━━ Records supplied
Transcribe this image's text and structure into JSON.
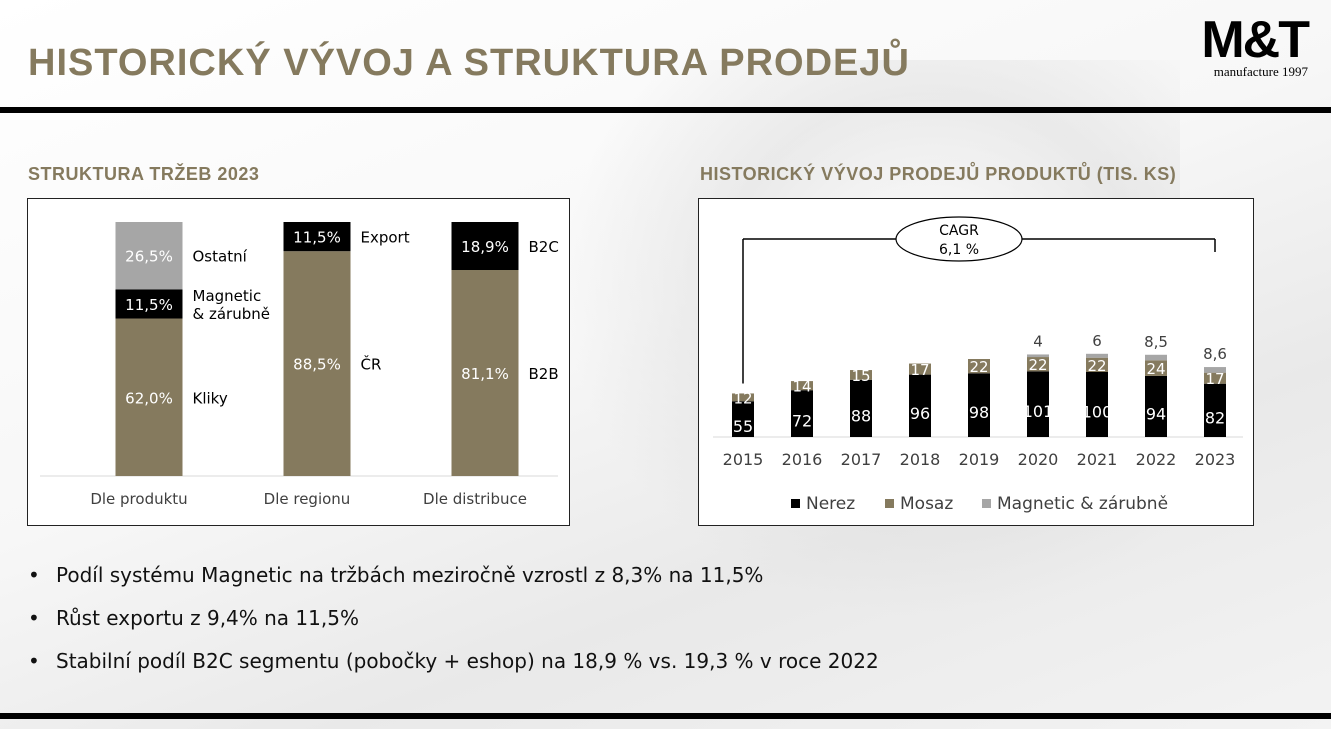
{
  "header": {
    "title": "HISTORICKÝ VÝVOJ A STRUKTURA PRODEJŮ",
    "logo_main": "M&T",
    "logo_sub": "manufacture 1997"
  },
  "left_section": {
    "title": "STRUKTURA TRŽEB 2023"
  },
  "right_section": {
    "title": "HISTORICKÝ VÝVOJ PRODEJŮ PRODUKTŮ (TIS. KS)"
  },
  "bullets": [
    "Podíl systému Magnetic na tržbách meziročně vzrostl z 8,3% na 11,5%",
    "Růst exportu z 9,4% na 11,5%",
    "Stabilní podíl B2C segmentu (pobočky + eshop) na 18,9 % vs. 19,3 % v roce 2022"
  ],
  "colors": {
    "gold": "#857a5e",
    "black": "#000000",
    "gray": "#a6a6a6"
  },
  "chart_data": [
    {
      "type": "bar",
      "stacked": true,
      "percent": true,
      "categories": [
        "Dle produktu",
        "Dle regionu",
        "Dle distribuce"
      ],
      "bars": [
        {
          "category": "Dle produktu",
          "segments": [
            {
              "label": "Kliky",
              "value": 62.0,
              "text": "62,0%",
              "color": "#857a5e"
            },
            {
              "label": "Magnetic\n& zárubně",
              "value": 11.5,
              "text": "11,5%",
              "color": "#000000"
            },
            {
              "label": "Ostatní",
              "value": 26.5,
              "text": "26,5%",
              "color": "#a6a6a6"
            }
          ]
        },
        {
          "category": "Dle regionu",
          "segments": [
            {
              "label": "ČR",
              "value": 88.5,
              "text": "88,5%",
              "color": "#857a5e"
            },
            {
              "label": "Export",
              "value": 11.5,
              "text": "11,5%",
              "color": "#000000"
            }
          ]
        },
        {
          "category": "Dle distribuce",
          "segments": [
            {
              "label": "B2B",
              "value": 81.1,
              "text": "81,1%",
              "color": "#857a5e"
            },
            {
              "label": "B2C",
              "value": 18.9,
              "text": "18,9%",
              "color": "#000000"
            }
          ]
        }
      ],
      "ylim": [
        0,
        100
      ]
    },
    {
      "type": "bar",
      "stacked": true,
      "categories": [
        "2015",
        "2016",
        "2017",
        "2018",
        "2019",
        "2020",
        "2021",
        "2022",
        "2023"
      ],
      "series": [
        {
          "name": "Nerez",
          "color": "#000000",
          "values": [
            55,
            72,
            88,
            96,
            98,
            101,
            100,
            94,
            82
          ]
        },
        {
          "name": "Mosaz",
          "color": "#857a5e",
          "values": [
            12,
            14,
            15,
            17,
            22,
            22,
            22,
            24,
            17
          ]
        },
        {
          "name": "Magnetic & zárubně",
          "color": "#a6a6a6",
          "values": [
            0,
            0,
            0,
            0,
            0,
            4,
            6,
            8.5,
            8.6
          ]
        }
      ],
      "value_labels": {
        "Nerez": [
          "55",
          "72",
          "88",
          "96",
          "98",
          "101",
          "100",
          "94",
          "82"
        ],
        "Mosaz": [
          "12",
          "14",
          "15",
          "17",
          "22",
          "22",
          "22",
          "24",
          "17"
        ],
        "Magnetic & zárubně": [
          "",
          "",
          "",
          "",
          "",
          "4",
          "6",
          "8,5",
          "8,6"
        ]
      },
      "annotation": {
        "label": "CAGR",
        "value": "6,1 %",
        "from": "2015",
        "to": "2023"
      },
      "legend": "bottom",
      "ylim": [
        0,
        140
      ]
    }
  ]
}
━━━━
━━ Records supplied
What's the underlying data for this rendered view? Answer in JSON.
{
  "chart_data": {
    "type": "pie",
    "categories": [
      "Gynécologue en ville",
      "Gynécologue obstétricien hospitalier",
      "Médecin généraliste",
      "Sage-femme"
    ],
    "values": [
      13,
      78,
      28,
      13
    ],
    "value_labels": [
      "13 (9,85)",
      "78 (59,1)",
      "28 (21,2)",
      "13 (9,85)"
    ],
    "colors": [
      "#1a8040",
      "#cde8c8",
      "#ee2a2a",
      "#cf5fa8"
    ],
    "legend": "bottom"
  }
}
━━━━
The word "Gynécologue" may turn up on some lines of these records; say how many, with no other words.

2